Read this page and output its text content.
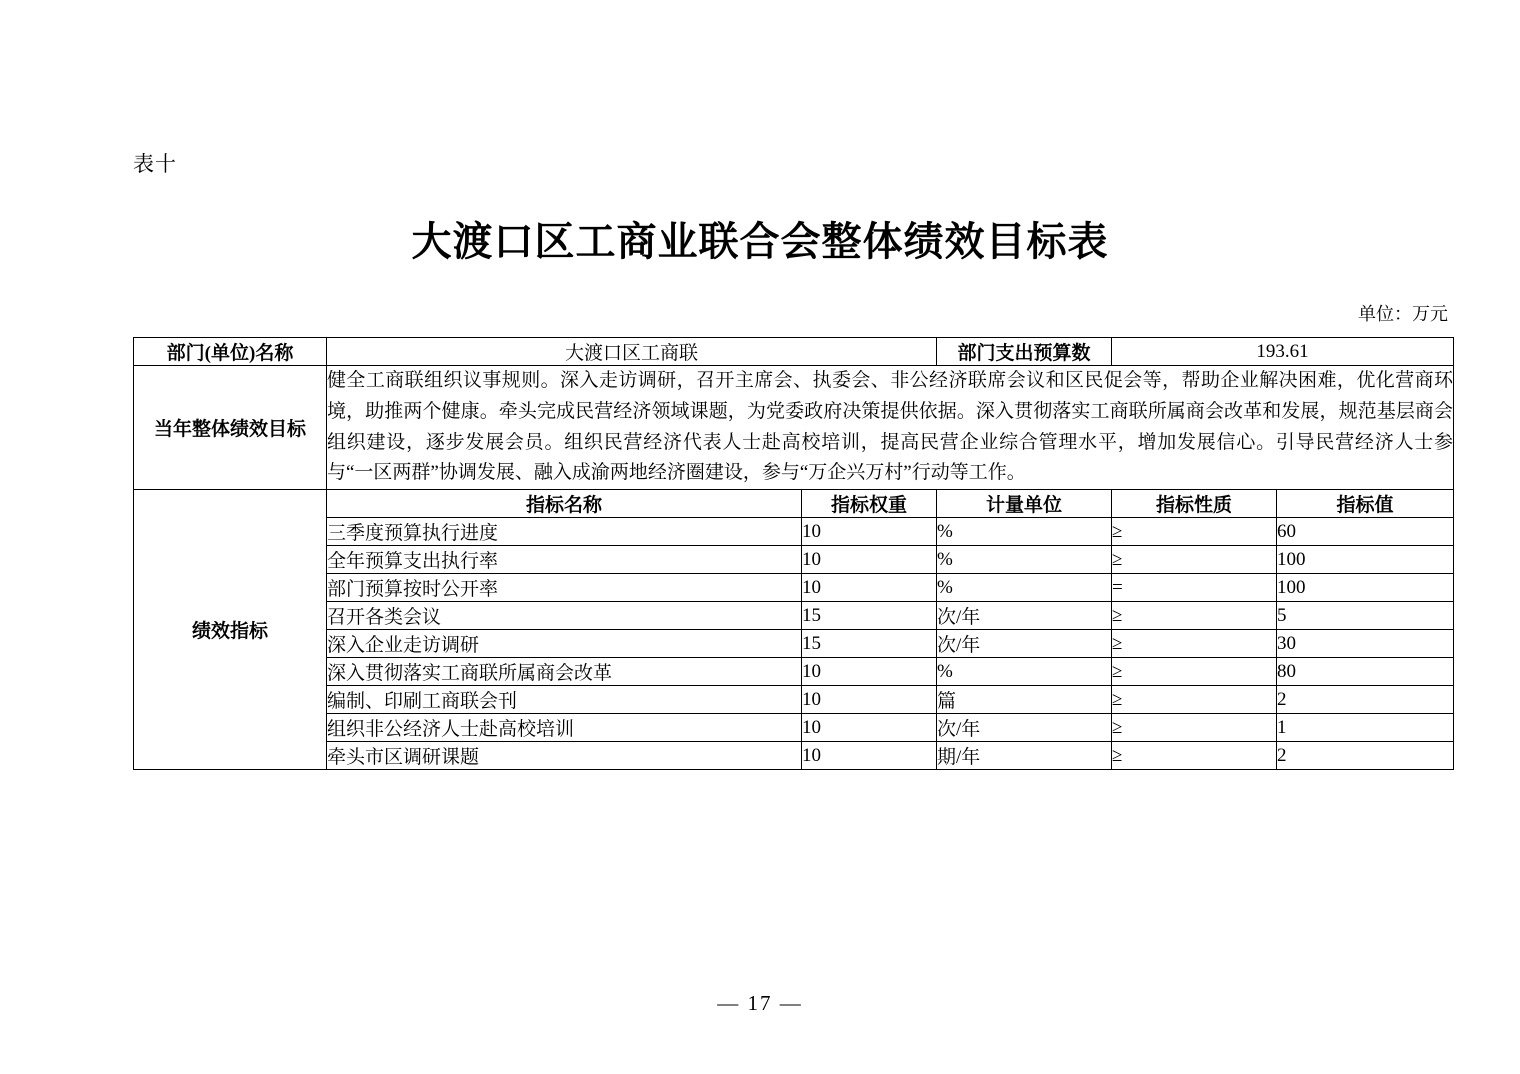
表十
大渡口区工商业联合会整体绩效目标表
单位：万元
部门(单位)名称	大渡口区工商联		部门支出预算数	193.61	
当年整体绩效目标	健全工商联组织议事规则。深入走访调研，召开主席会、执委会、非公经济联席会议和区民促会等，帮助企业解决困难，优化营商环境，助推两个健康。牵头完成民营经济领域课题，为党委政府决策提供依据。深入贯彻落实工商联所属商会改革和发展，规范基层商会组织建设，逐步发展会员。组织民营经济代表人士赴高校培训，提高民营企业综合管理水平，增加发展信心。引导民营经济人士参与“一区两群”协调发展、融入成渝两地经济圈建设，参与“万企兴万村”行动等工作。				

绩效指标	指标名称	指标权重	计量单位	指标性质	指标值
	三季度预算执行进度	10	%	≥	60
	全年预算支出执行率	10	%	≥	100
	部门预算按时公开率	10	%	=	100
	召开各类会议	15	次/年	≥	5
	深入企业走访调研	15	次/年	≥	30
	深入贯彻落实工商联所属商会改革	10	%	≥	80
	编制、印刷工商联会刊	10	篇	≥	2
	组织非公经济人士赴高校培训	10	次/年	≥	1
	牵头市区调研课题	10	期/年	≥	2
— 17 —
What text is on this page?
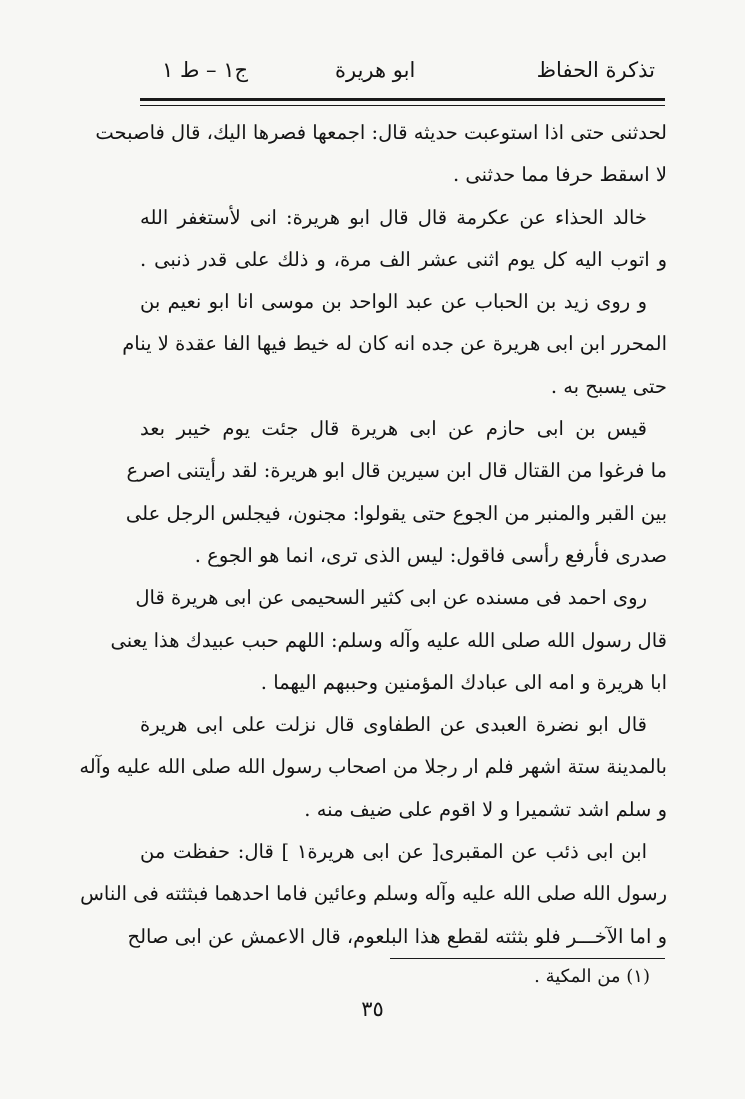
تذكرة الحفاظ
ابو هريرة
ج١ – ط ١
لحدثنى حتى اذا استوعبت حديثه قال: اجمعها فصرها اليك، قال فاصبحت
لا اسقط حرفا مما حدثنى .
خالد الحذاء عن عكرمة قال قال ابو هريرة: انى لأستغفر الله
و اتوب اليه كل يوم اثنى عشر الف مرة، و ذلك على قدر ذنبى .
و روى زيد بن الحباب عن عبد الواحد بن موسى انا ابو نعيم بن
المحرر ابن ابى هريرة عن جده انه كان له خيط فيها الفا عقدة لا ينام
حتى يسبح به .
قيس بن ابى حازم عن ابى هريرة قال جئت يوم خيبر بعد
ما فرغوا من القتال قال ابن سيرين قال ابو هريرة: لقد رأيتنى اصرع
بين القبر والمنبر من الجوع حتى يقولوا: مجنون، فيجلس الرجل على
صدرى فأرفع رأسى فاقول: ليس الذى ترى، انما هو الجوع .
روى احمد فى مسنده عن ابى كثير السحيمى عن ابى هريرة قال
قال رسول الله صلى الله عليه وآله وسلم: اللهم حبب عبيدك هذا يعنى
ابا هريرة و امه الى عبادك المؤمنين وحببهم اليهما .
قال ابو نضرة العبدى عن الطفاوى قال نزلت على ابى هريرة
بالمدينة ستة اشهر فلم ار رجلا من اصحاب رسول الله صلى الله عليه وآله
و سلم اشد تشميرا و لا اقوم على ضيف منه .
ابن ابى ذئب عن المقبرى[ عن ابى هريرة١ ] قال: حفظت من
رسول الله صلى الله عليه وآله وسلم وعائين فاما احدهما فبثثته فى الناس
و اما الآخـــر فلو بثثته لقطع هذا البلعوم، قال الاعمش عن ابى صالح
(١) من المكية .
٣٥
= = = =
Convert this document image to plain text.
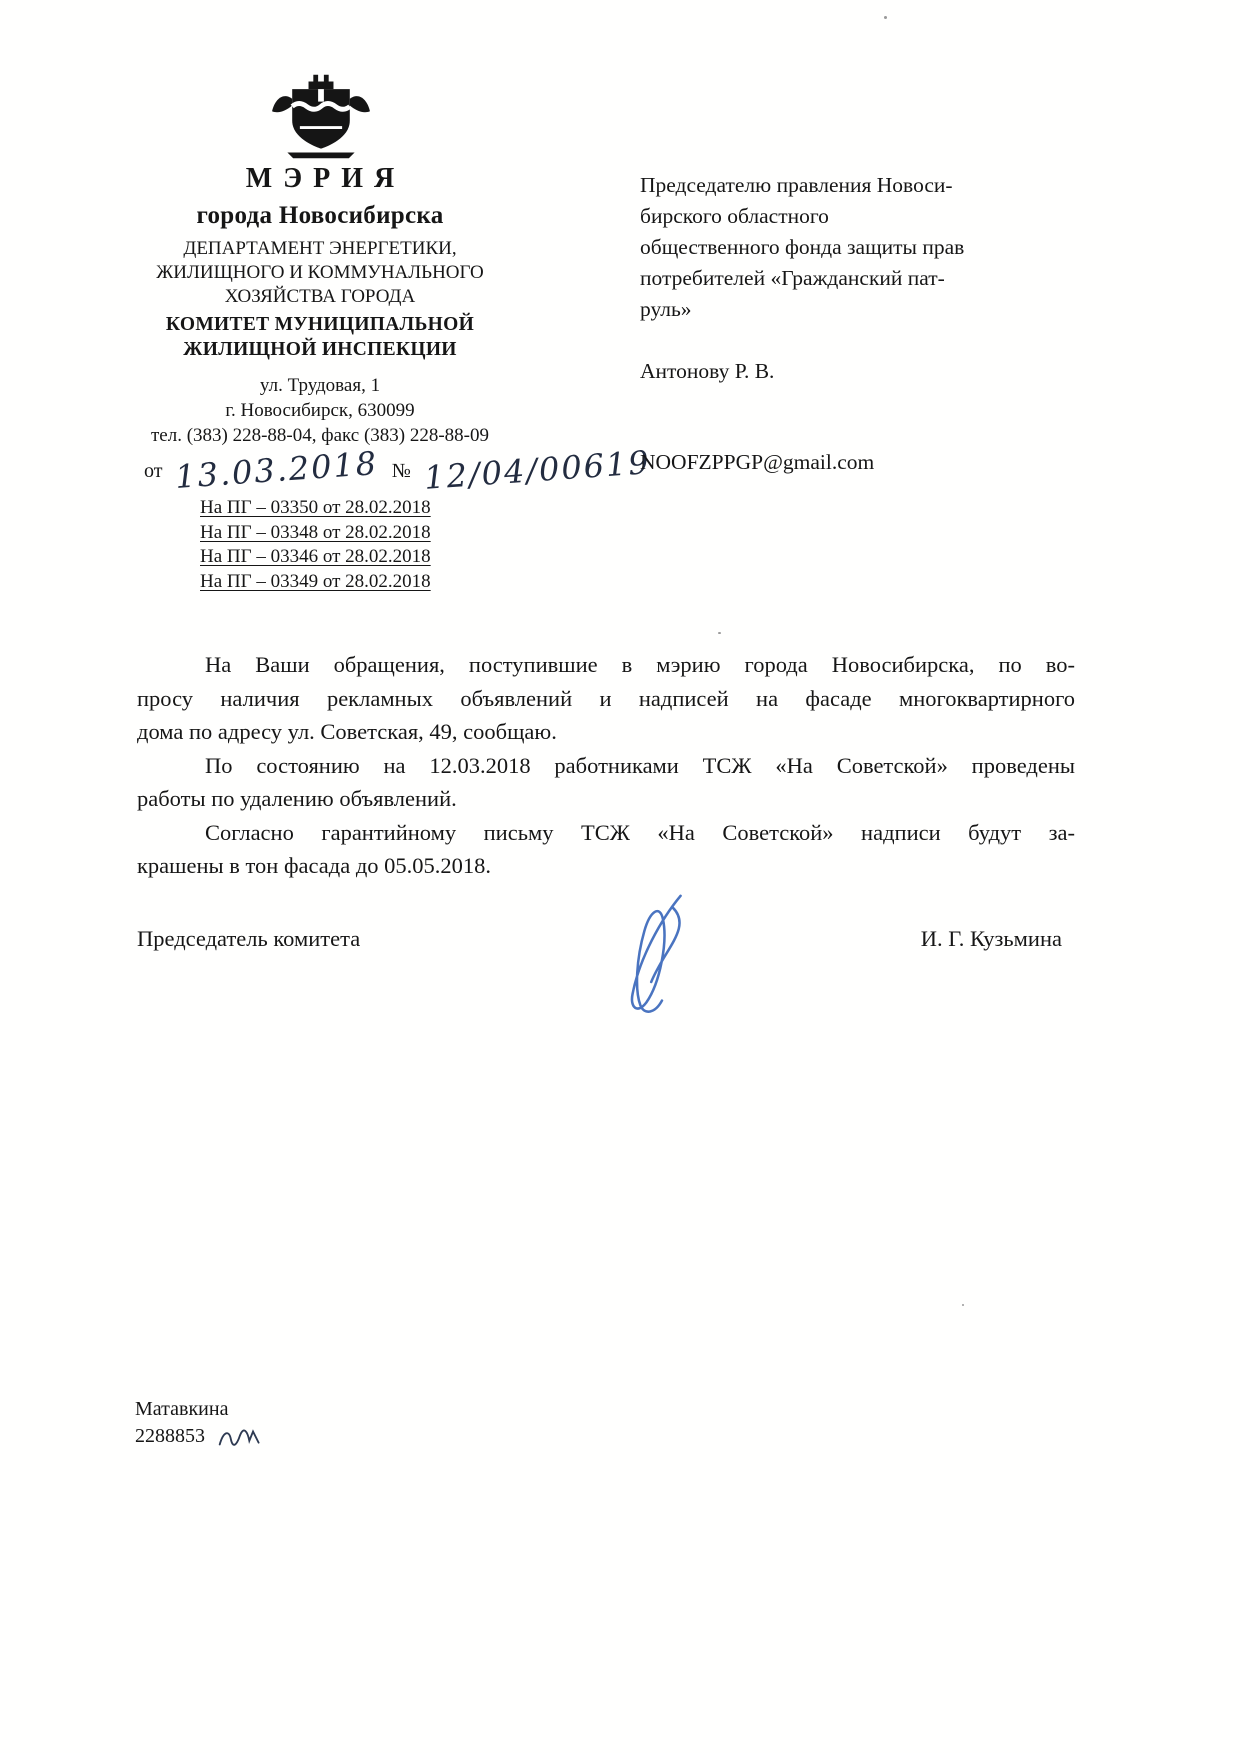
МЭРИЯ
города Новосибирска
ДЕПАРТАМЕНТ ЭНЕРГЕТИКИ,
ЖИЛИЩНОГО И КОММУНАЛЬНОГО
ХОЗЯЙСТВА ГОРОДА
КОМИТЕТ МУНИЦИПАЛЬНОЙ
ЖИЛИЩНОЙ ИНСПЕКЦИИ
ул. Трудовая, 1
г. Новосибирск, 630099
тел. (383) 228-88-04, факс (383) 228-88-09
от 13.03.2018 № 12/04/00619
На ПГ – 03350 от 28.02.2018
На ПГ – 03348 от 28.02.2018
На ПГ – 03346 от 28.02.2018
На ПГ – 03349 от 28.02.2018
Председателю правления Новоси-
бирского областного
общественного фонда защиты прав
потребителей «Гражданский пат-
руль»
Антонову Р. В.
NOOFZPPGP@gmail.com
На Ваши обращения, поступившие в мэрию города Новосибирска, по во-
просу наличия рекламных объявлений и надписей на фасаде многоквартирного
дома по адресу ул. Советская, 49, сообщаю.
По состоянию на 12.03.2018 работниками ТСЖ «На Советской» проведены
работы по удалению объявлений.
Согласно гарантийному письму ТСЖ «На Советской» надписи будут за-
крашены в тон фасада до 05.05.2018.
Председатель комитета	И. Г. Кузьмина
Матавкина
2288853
= = = =
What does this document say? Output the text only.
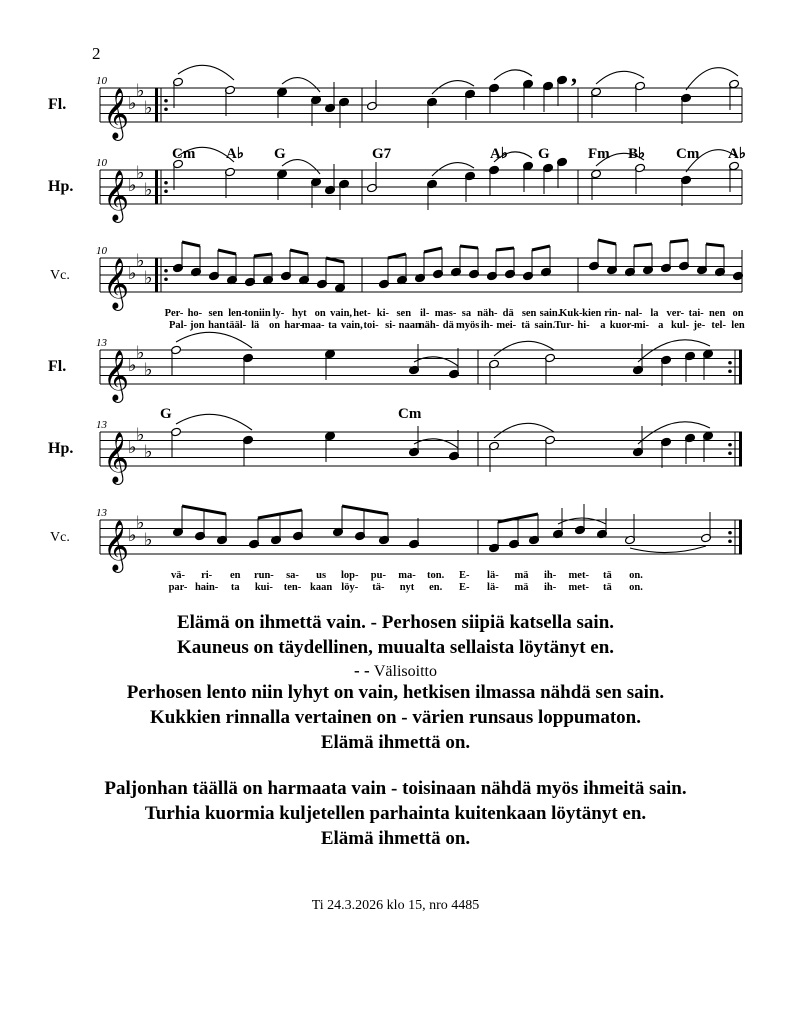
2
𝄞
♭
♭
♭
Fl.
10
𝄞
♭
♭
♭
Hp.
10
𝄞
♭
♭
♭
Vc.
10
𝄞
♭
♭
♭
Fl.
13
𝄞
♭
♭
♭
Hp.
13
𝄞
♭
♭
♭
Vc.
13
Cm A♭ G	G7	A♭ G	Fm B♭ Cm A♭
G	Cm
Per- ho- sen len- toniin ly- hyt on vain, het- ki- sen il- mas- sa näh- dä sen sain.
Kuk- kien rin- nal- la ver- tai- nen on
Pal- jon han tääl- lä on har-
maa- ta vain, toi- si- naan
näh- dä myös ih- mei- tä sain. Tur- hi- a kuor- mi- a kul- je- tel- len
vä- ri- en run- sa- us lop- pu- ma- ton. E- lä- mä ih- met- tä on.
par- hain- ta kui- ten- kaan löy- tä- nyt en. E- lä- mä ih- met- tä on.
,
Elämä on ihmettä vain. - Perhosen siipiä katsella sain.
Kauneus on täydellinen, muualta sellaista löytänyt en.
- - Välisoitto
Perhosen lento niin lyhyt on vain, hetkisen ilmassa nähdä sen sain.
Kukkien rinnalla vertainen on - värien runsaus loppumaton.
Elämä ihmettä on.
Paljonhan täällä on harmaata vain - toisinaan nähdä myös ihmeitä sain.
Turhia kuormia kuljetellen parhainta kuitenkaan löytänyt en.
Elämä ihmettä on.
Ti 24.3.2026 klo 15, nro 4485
= = = =
• _Given exercise_: Out of the preceding entries, pull every line containing the string "وآله".

• _Result of the task_:
قال رسول الله صلى الله عليه وآله وسلم: اللهم حبب عبيدك هذا يعنى
بالمدينة ستة اشهر فلم ار رجلا من اصحاب رسول الله صلى الله عليه وآله
رسول الله صلى الله عليه وآله وسلم وعائين فاما احدهما فبثثته فى الناس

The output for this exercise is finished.